JOB: Write out all of the entries exactly, please.

RECORDS SUPPLIED:
begin

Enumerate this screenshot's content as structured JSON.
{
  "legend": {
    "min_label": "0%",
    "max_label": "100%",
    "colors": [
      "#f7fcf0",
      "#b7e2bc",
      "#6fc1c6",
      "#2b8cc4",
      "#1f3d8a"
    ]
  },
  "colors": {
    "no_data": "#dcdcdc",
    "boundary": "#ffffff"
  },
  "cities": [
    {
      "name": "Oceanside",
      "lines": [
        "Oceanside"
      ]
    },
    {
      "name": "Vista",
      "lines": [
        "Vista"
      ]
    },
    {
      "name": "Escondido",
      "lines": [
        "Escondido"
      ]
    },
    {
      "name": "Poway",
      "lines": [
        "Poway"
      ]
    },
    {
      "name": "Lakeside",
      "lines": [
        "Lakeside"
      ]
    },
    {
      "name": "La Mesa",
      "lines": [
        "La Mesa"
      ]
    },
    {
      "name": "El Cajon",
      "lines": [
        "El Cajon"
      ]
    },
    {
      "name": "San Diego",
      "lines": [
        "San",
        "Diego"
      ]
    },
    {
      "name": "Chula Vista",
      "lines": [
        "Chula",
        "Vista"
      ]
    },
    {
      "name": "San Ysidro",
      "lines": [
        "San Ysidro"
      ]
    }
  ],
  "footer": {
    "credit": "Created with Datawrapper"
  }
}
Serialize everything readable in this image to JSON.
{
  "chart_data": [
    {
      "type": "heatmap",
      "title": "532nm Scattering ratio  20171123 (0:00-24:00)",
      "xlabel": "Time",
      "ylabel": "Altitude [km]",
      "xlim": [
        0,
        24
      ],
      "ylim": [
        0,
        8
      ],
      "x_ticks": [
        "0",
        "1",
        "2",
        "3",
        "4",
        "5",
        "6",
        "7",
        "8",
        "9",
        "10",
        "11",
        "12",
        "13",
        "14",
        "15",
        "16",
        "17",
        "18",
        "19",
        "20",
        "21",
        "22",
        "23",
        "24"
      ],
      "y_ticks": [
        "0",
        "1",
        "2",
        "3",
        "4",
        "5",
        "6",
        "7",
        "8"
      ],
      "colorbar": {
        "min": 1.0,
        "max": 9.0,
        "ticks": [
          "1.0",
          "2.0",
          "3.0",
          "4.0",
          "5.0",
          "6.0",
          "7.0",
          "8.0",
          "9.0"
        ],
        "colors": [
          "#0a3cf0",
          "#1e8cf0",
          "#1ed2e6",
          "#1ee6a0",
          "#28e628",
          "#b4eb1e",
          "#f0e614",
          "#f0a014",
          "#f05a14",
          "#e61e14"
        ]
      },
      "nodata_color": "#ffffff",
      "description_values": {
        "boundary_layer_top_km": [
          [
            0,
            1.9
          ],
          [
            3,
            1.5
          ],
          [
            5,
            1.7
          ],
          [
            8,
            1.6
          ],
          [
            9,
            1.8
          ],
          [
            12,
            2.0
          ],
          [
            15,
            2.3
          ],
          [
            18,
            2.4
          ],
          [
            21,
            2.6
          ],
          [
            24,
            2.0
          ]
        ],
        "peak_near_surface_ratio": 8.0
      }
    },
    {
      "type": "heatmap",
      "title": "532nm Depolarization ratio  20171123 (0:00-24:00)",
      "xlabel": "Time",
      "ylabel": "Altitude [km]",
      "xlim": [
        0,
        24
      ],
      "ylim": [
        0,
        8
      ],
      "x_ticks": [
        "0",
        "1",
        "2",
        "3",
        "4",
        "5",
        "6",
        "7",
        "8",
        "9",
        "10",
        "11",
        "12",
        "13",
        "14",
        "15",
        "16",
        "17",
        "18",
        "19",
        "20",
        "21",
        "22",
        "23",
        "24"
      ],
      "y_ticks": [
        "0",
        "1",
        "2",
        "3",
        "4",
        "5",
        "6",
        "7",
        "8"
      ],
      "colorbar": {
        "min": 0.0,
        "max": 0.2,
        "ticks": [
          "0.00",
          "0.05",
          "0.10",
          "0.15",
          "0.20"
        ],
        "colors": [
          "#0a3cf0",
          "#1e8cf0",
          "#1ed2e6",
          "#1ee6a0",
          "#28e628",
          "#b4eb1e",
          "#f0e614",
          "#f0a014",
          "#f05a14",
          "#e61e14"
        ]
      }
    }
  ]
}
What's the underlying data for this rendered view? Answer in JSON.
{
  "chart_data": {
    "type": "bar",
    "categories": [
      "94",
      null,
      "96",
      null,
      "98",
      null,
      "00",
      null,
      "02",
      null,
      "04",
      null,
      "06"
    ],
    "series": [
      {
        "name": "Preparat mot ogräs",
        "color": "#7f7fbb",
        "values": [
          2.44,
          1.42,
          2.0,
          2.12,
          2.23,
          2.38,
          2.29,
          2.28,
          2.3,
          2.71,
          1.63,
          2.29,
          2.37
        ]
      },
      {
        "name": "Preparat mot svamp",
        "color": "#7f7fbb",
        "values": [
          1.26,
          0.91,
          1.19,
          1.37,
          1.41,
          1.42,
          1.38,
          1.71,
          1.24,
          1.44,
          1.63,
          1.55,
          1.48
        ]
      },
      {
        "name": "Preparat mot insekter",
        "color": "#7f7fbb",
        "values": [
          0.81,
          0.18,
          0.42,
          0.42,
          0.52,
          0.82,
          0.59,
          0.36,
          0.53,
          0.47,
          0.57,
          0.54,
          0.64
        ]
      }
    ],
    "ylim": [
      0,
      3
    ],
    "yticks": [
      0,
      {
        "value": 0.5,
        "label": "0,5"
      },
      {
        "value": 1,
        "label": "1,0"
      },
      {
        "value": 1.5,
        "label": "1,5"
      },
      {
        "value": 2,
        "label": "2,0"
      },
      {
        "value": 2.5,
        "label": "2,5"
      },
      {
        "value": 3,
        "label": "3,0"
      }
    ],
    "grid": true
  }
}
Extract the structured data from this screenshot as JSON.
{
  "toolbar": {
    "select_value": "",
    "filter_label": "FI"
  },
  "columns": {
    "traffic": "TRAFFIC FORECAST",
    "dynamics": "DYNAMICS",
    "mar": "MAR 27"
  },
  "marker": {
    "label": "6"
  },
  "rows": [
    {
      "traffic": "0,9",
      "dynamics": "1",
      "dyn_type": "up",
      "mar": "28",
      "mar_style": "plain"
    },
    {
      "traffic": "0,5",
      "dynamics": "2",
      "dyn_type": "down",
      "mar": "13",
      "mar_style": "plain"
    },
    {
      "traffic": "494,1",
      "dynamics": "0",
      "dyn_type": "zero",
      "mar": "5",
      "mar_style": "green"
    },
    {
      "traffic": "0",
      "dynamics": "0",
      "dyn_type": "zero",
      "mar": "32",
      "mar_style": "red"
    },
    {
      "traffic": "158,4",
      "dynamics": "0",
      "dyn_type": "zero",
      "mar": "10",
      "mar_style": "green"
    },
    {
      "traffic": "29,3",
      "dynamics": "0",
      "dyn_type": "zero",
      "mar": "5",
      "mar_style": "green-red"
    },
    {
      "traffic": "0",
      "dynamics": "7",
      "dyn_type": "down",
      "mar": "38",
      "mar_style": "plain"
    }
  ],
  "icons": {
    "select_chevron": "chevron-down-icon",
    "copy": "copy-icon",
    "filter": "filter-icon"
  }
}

end

COMPLETE ANSWER:
Enumerate this screenshot's content as structured JSON.
{
  "legend": {
    "min_label": "0%",
    "max_label": "100%",
    "colors": [
      "#f7fcf0",
      "#b7e2bc",
      "#6fc1c6",
      "#2b8cc4",
      "#1f3d8a"
    ]
  },
  "colors": {
    "no_data": "#dcdcdc",
    "boundary": "#ffffff"
  },
  "cities": [
    {
      "name": "Oceanside",
      "lines": [
        "Oceanside"
      ]
    },
    {
      "name": "Vista",
      "lines": [
        "Vista"
      ]
    },
    {
      "name": "Escondido",
      "lines": [
        "Escondido"
      ]
    },
    {
      "name": "Poway",
      "lines": [
        "Poway"
      ]
    },
    {
      "name": "Lakeside",
      "lines": [
        "Lakeside"
      ]
    },
    {
      "name": "La Mesa",
      "lines": [
        "La Mesa"
      ]
    },
    {
      "name": "El Cajon",
      "lines": [
        "El Cajon"
      ]
    },
    {
      "name": "San Diego",
      "lines": [
        "San",
        "Diego"
      ]
    },
    {
      "name": "Chula Vista",
      "lines": [
        "Chula",
        "Vista"
      ]
    },
    {
      "name": "San Ysidro",
      "lines": [
        "San Ysidro"
      ]
    }
  ],
  "footer": {
    "credit": "Created with Datawrapper"
  }
}
Serialize everything readable in this image to JSON.
{
  "chart_data": [
    {
      "type": "heatmap",
      "title": "532nm Scattering ratio  20171123 (0:00-24:00)",
      "xlabel": "Time",
      "ylabel": "Altitude [km]",
      "xlim": [
        0,
        24
      ],
      "ylim": [
        0,
        8
      ],
      "x_ticks": [
        "0",
        "1",
        "2",
        "3",
        "4",
        "5",
        "6",
        "7",
        "8",
        "9",
        "10",
        "11",
        "12",
        "13",
        "14",
        "15",
        "16",
        "17",
        "18",
        "19",
        "20",
        "21",
        "22",
        "23",
        "24"
      ],
      "y_ticks": [
        "0",
        "1",
        "2",
        "3",
        "4",
        "5",
        "6",
        "7",
        "8"
      ],
      "colorbar": {
        "min": 1.0,
        "max": 9.0,
        "ticks": [
          "1.0",
          "2.0",
          "3.0",
          "4.0",
          "5.0",
          "6.0",
          "7.0",
          "8.0",
          "9.0"
        ],
        "colors": [
          "#0a3cf0",
          "#1e8cf0",
          "#1ed2e6",
          "#1ee6a0",
          "#28e628",
          "#b4eb1e",
          "#f0e614",
          "#f0a014",
          "#f05a14",
          "#e61e14"
        ]
      },
      "nodata_color": "#ffffff",
      "description_values": {
        "boundary_layer_top_km": [
          [
            0,
            1.9
          ],
          [
            3,
            1.5
          ],
          [
            5,
            1.7
          ],
          [
            8,
            1.6
          ],
          [
            9,
            1.8
          ],
          [
            12,
            2.0
          ],
          [
            15,
            2.3
          ],
          [
            18,
            2.4
          ],
          [
            21,
            2.6
          ],
          [
            24,
            2.0
          ]
        ],
        "peak_near_surface_ratio": 8.0
      }
    },
    {
      "type": "heatmap",
      "title": "532nm Depolarization ratio  20171123 (0:00-24:00)",
      "xlabel": "Time",
      "ylabel": "Altitude [km]",
      "xlim": [
        0,
        24
      ],
      "ylim": [
        0,
        8
      ],
      "x_ticks": [
        "0",
        "1",
        "2",
        "3",
        "4",
        "5",
        "6",
        "7",
        "8",
        "9",
        "10",
        "11",
        "12",
        "13",
        "14",
        "15",
        "16",
        "17",
        "18",
        "19",
        "20",
        "21",
        "22",
        "23",
        "24"
      ],
      "y_ticks": [
        "0",
        "1",
        "2",
        "3",
        "4",
        "5",
        "6",
        "7",
        "8"
      ],
      "colorbar": {
        "min": 0.0,
        "max": 0.2,
        "ticks": [
          "0.00",
          "0.05",
          "0.10",
          "0.15",
          "0.20"
        ],
        "colors": [
          "#0a3cf0",
          "#1e8cf0",
          "#1ed2e6",
          "#1ee6a0",
          "#28e628",
          "#b4eb1e",
          "#f0e614",
          "#f0a014",
          "#f05a14",
          "#e61e14"
        ]
      }
    }
  ]
}
What's the underlying data for this rendered view? Answer in JSON.
{
  "chart_data": {
    "type": "bar",
    "categories": [
      "94",
      null,
      "96",
      null,
      "98",
      null,
      "00",
      null,
      "02",
      null,
      "04",
      null,
      "06"
    ],
    "series": [
      {
        "name": "Preparat mot ogräs",
        "color": "#7f7fbb",
        "values": [
          2.44,
          1.42,
          2.0,
          2.12,
          2.23,
          2.38,
          2.29,
          2.28,
          2.3,
          2.71,
          1.63,
          2.29,
          2.37
        ]
      },
      {
        "name": "Preparat mot svamp",
        "color": "#7f7fbb",
        "values": [
          1.26,
          0.91,
          1.19,
          1.37,
          1.41,
          1.42,
          1.38,
          1.71,
          1.24,
          1.44,
          1.63,
          1.55,
          1.48
        ]
      },
      {
        "name": "Preparat mot insekter",
        "color": "#7f7fbb",
        "values": [
          0.81,
          0.18,
          0.42,
          0.42,
          0.52,
          0.82,
          0.59,
          0.36,
          0.53,
          0.47,
          0.57,
          0.54,
          0.64
        ]
      }
    ],
    "ylim": [
      0,
      3
    ],
    "yticks": [
      0,
      {
        "value": 0.5,
        "label": "0,5"
      },
      {
        "value": 1,
        "label": "1,0"
      },
      {
        "value": 1.5,
        "label": "1,5"
      },
      {
        "value": 2,
        "label": "2,0"
      },
      {
        "value": 2.5,
        "label": "2,5"
      },
      {
        "value": 3,
        "label": "3,0"
      }
    ],
    "grid": true
  }
}
Extract the structured data from this screenshot as JSON.
{
  "toolbar": {
    "select_value": "",
    "filter_label": "FI"
  },
  "columns": {
    "traffic": "TRAFFIC FORECAST",
    "dynamics": "DYNAMICS",
    "mar": "MAR 27"
  },
  "marker": {
    "label": "6"
  },
  "rows": [
    {
      "traffic": "0,9",
      "dynamics": "1",
      "dyn_type": "up",
      "mar": "28",
      "mar_style": "plain"
    },
    {
      "traffic": "0,5",
      "dynamics": "2",
      "dyn_type": "down",
      "mar": "13",
      "mar_style": "plain"
    },
    {
      "traffic": "494,1",
      "dynamics": "0",
      "dyn_type": "zero",
      "mar": "5",
      "mar_style": "green"
    },
    {
      "traffic": "0",
      "dynamics": "0",
      "dyn_type": "zero",
      "mar": "32",
      "mar_style": "red"
    },
    {
      "traffic": "158,4",
      "dynamics": "0",
      "dyn_type": "zero",
      "mar": "10",
      "mar_style": "green"
    },
    {
      "traffic": "29,3",
      "dynamics": "0",
      "dyn_type": "zero",
      "mar": "5",
      "mar_style": "green-red"
    },
    {
      "traffic": "0",
      "dynamics": "7",
      "dyn_type": "down",
      "mar": "38",
      "mar_style": "plain"
    }
  ],
  "icons": {
    "select_chevron": "chevron-down-icon",
    "copy": "copy-icon",
    "filter": "filter-icon"
  }
}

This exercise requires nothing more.